**TASK BRIEF:**
Exactly repeat the material, dropping every picture from the copy.

**DATA SHOWN:**
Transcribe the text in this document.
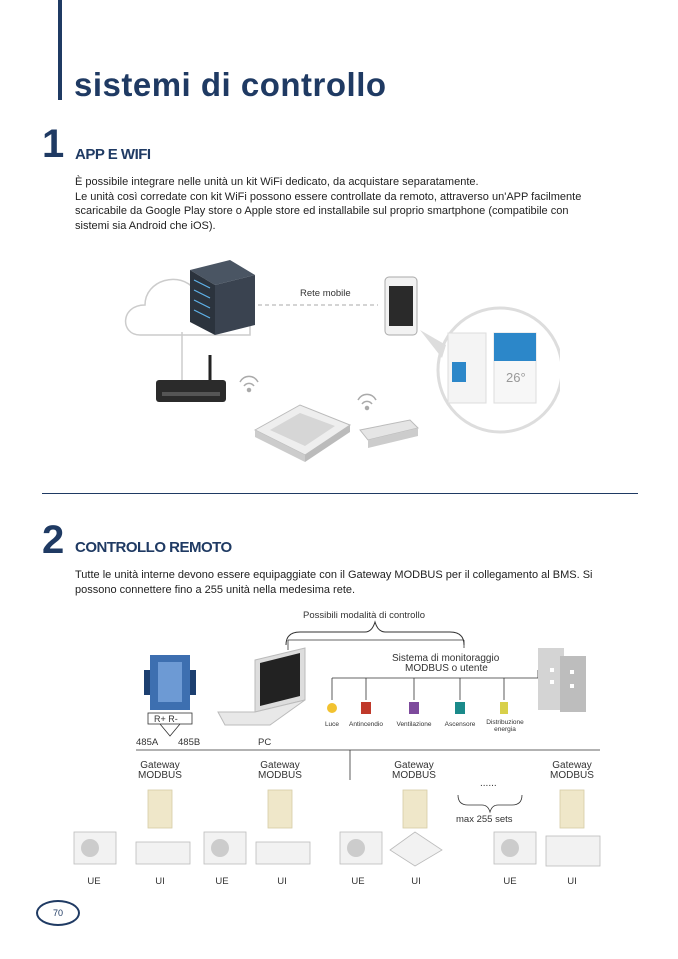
sistemi di controllo
1 APP E WIFI
È possibile integrare nelle unità un kit WiFi dedicato, da acquistare separatamente.
Le unità così corredate con kit WiFi possono essere controllate da remoto, attraverso un'APP facilmente
scaricabile da Google Play store o Apple store ed installabile sul proprio smartphone (compatibile con
sistemi sia Android che iOS).
Rete mobile
26°
2 CONTROLLO REMOTO
Tutte le unità interne devono essere equipaggiate con il Gateway MODBUS per il collegamento al BMS. Si
possono connettere fino a 255 unità nella medesima rete.
Possibili modalità di controllo
R+ R-
485A 485B	PC
Sistema di monitoraggio
MODBUS o utente
Luce Antincendio Ventilazione Ascensore	Distribuzione energia
Gateway
MODBUS
Gateway
MODBUS
Gateway
MODBUS
Gateway
MODBUS
......
max 255 sets
UE	UI	UE	UI	UE	UI	UE	UI
70
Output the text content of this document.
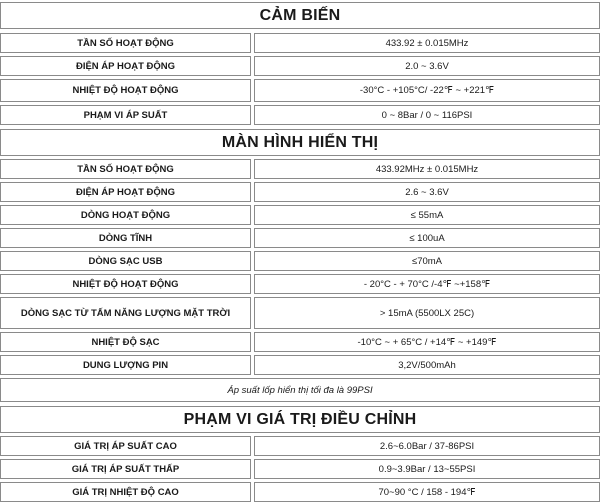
CẢM BIẾN
TẦN SỐ HOẠT ĐỘNG	433.92 ± 0.015MHz
ĐIỆN ÁP HOẠT ĐỘNG	2.0 ~ 3.6V
NHIỆT ĐỘ HOẠT ĐỘNG	-30°C - +105°C/ -22℉ ~ +221℉
PHẠM VI ÁP SUẤT	0 ~ 8Bar / 0 ~ 116PSI
MÀN HÌNH HIỂN THỊ
TẦN SỐ HOẠT ĐỘNG	433.92MHz ± 0.015MHz
ĐIỆN ÁP HOẠT ĐỘNG	2.6 ~ 3.6V
DÒNG HOẠT ĐỘNG	≤ 55mA
DÒNG TĨNH	≤ 100uA
DÒNG SẠC USB	≤70mA
NHIỆT ĐỘ HOẠT ĐỘNG	- 20°C - + 70°C /-4℉ ~+158℉
DÒNG SẠC TỪ TẤM NĂNG LƯỢNG MẶT TRỜI	> 15mA (5500LX 25C)
NHIỆT ĐỘ SẠC	-10°C ~ + 65°C / +14℉ ~ +149℉
DUNG LƯỢNG PIN	3,2V/500mAh
Áp suất lốp hiển thị tối đa là 99PSI
PHẠM VI GIÁ TRỊ ĐIỀU CHỈNH
GIÁ TRỊ ÁP SUẤT CAO	2.6~6.0Bar / 37-86PSI
GIÁ TRỊ ÁP SUẤT THẤP	0.9~3.9Bar / 13~55PSI
GIÁ TRỊ NHIỆT ĐỘ CAO	70~90 °C / 158 - 194℉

**RESULT BELOW:**
Transcribe the text in this document.
sistemi di controllo
1 APP E WIFI
È possibile integrare nelle unità un kit WiFi dedicato, da acquistare separatamente.
Le unità così corredate con kit WiFi possono essere controllate da remoto, attraverso un'APP facilmente
scaricabile da Google Play store o Apple store ed installabile sul proprio smartphone (compatibile con
sistemi sia Android che iOS).
Rete mobile
26°
2 CONTROLLO REMOTO
Tutte le unità interne devono essere equipaggiate con il Gateway MODBUS per il collegamento al BMS. Si
possono connettere fino a 255 unità nella medesima rete.
Possibili modalità di controllo
R+ R-
485A 485B	PC
Sistema di monitoraggio
MODBUS o utente
Luce Antincendio Ventilazione Ascensore	Distribuzione energia
Gateway
MODBUS
Gateway
MODBUS
Gateway
MODBUS
Gateway
MODBUS
......
max 255 sets
UE	UI	UE	UI	UE	UI	UE	UI
70
Output the text content of this document.
CẢM BIẾN
TẦN SỐ HOẠT ĐỘNG	433.92 ± 0.015MHz
ĐIỆN ÁP HOẠT ĐỘNG	2.0 ~ 3.6V
NHIỆT ĐỘ HOẠT ĐỘNG	-30°C - +105°C/ -22℉ ~ +221℉
PHẠM VI ÁP SUẤT	0 ~ 8Bar / 0 ~ 116PSI
MÀN HÌNH HIỂN THỊ
TẦN SỐ HOẠT ĐỘNG	433.92MHz ± 0.015MHz
ĐIỆN ÁP HOẠT ĐỘNG	2.6 ~ 3.6V
DÒNG HOẠT ĐỘNG	≤ 55mA
DÒNG TĨNH	≤ 100uA
DÒNG SẠC USB	≤70mA
NHIỆT ĐỘ HOẠT ĐỘNG	- 20°C - + 70°C /-4℉ ~+158℉
DÒNG SẠC TỪ TẤM NĂNG LƯỢNG MẶT TRỜI	> 15mA (5500LX 25C)
NHIỆT ĐỘ SẠC	-10°C ~ + 65°C / +14℉ ~ +149℉
DUNG LƯỢNG PIN	3,2V/500mAh
Áp suất lốp hiển thị tối đa là 99PSI
PHẠM VI GIÁ TRỊ ĐIỀU CHỈNH
GIÁ TRỊ ÁP SUẤT CAO	2.6~6.0Bar / 37-86PSI
GIÁ TRỊ ÁP SUẤT THẤP	0.9~3.9Bar / 13~55PSI
GIÁ TRỊ NHIỆT ĐỘ CAO	70~90 °C / 158 - 194℉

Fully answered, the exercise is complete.